> [INSTRUCTIONS TO FOLLOW]
Find the lines below that contain the string "screenshot". Copy each one.

> [MATERIAL PROVIDED]
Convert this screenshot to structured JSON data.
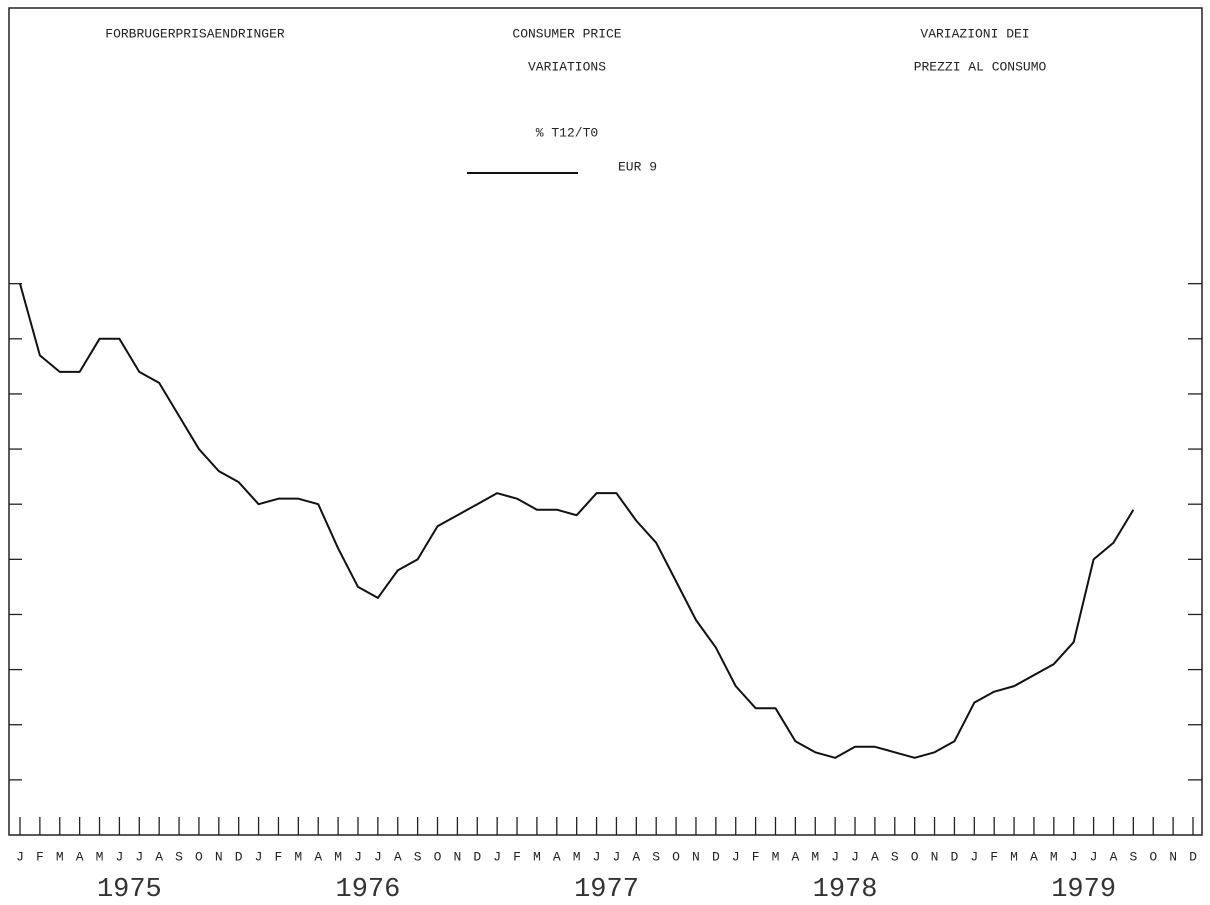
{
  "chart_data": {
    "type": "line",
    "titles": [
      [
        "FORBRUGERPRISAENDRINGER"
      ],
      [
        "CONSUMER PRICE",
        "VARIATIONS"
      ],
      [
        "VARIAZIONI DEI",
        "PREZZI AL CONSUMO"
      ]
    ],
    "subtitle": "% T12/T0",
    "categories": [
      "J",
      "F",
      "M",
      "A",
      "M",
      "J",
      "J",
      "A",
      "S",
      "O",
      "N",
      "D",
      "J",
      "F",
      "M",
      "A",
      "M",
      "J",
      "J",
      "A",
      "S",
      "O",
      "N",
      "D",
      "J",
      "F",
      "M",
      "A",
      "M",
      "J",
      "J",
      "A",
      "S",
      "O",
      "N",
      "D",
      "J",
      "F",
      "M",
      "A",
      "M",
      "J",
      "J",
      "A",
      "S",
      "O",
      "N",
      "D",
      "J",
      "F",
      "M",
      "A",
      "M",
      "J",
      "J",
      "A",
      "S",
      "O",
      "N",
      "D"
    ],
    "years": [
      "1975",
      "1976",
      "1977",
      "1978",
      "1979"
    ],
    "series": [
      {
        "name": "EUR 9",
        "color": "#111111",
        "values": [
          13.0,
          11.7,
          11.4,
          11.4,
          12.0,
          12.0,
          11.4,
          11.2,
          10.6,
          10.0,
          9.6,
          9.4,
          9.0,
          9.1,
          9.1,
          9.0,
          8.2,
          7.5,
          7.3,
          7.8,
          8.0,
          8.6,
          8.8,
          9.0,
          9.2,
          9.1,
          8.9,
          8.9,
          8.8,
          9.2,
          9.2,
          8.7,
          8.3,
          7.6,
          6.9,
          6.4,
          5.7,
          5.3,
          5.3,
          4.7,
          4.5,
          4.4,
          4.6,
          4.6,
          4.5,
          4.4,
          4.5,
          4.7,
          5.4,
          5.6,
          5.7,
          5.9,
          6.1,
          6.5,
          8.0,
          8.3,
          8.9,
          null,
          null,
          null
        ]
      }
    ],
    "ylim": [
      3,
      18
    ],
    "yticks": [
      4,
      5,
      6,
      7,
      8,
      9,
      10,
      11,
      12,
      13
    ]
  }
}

---

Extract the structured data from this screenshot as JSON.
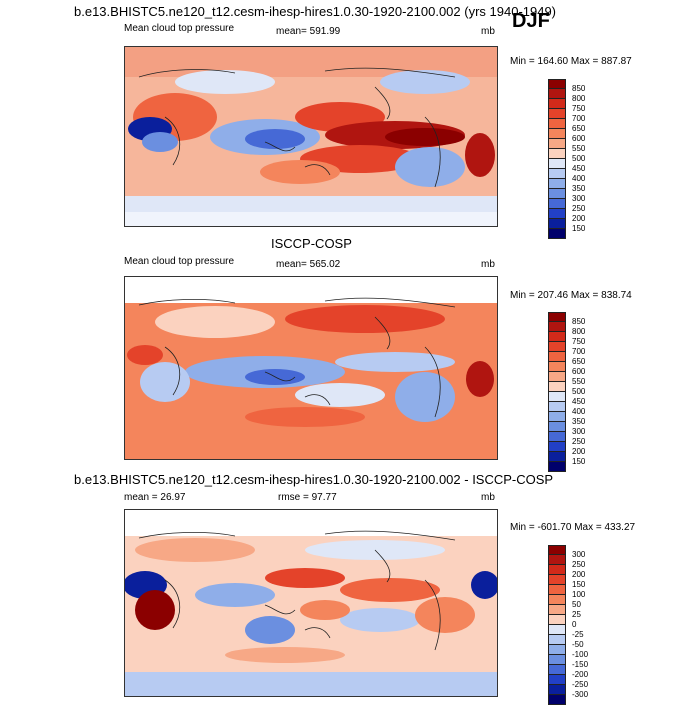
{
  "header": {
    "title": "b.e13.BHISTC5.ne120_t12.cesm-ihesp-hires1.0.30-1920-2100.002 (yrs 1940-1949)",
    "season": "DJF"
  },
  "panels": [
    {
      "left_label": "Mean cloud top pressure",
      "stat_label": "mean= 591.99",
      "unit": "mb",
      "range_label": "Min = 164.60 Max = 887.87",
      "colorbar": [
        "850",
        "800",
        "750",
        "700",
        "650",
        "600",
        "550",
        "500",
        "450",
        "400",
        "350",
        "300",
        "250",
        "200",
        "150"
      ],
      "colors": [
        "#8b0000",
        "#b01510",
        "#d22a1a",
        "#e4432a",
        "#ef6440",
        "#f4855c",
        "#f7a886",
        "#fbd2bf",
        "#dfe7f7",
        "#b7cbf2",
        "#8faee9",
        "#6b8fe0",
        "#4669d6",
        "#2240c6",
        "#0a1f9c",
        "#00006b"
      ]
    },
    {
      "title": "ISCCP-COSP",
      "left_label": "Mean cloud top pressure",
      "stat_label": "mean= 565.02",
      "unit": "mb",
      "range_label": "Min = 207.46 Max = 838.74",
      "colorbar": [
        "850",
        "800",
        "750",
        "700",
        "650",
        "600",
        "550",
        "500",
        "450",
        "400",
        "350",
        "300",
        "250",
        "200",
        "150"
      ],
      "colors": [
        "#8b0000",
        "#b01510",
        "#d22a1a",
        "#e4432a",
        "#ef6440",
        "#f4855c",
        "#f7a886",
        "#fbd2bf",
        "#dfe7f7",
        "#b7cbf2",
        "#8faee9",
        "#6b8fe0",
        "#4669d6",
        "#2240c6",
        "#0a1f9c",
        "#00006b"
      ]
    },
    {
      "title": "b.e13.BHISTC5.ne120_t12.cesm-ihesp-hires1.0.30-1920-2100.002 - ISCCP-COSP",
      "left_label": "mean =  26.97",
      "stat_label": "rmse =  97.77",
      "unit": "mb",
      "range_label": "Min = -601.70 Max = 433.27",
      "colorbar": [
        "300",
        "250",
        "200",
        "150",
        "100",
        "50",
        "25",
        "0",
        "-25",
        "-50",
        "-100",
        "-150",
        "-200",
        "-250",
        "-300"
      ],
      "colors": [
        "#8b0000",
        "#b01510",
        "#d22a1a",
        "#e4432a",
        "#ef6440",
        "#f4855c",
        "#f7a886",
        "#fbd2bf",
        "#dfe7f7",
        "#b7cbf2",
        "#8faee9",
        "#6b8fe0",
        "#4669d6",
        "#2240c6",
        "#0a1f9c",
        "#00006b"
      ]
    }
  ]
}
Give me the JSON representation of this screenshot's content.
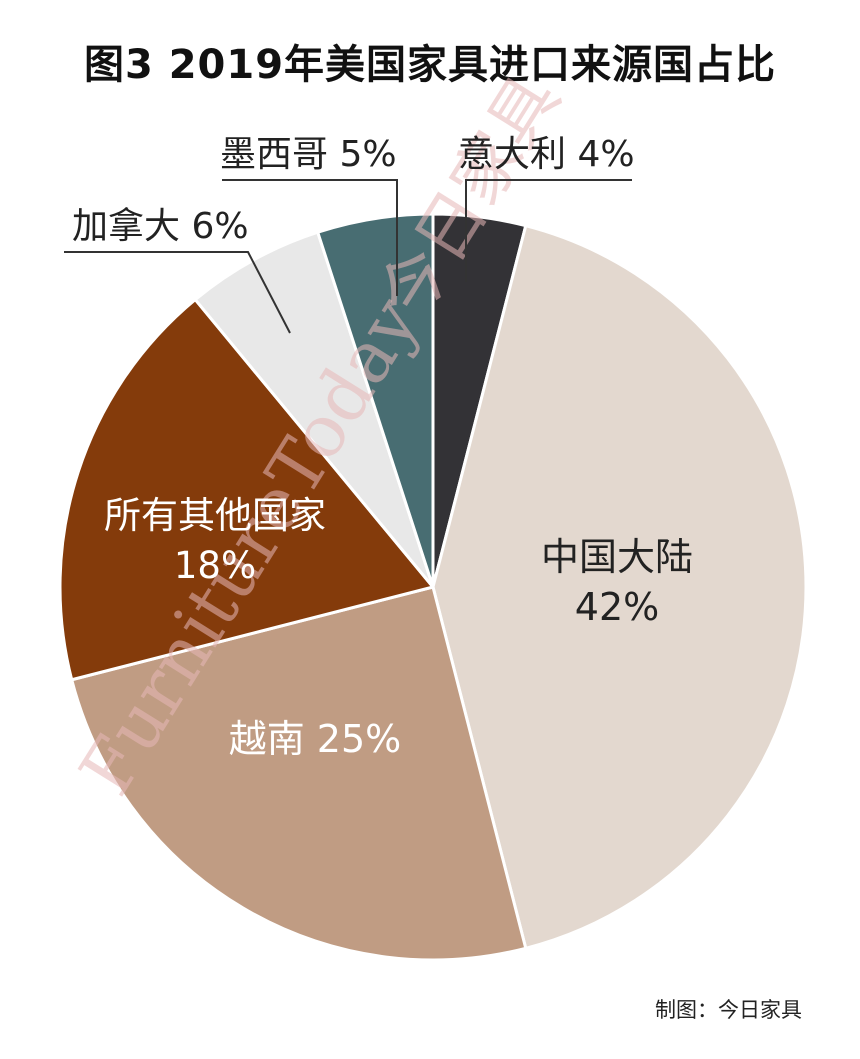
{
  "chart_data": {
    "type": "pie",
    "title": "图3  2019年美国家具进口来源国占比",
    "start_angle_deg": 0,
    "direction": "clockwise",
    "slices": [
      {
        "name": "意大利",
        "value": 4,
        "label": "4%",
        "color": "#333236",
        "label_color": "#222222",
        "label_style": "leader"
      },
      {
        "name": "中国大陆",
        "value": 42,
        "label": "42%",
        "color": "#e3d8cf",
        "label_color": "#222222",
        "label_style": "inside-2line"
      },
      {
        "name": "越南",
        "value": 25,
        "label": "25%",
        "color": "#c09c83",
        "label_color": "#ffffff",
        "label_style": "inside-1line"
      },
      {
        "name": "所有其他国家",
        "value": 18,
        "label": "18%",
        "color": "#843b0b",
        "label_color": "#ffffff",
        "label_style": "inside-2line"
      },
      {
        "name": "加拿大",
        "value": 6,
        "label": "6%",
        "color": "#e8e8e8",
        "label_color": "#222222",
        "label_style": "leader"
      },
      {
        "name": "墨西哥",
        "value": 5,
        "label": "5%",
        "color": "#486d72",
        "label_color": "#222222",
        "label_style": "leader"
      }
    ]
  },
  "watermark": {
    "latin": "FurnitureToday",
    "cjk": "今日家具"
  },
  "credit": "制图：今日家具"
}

> [TASK SOLUTION]
Convert this screenshot to structured JSON data.
Extract the structured data from this screenshot as JSON.
Give me the JSON representation of this screenshot's content.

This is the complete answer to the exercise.